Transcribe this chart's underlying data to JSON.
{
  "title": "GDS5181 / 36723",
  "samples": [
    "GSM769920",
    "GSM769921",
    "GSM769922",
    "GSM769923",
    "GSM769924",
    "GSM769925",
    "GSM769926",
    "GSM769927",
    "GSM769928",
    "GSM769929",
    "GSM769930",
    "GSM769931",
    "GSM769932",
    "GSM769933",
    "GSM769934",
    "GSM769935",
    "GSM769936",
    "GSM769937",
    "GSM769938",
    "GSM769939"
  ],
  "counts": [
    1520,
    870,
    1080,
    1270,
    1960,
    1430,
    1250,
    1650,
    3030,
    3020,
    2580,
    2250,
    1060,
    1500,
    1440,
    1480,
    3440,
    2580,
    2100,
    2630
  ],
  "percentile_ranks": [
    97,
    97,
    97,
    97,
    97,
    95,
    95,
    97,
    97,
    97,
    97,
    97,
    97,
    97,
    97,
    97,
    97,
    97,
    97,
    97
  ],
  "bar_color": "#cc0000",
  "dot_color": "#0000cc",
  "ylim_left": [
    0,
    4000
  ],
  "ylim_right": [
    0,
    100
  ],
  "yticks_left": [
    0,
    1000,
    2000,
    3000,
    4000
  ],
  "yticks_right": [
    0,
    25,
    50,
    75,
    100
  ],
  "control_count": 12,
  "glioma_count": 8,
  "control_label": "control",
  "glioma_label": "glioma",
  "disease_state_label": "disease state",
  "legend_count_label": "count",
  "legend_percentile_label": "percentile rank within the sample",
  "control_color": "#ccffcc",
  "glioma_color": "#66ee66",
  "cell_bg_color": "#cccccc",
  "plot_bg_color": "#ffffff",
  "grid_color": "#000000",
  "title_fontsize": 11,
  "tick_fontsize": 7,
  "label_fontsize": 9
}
==
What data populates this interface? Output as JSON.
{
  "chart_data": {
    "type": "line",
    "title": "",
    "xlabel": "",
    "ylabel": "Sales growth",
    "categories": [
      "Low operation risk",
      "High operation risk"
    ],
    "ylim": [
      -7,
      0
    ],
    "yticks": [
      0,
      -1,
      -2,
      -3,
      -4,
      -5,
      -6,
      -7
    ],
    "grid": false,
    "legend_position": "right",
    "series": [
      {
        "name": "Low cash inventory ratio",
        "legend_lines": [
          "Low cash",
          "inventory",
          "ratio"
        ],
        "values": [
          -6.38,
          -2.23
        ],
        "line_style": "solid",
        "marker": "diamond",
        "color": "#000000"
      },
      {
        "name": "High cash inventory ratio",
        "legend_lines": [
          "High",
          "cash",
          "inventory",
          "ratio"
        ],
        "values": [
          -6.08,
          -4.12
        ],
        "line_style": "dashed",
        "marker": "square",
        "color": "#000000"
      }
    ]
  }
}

SHORT EXERCISE: Tally the lines above that contain the word "operation", and reply with only the number.

TASK ANSWER: 2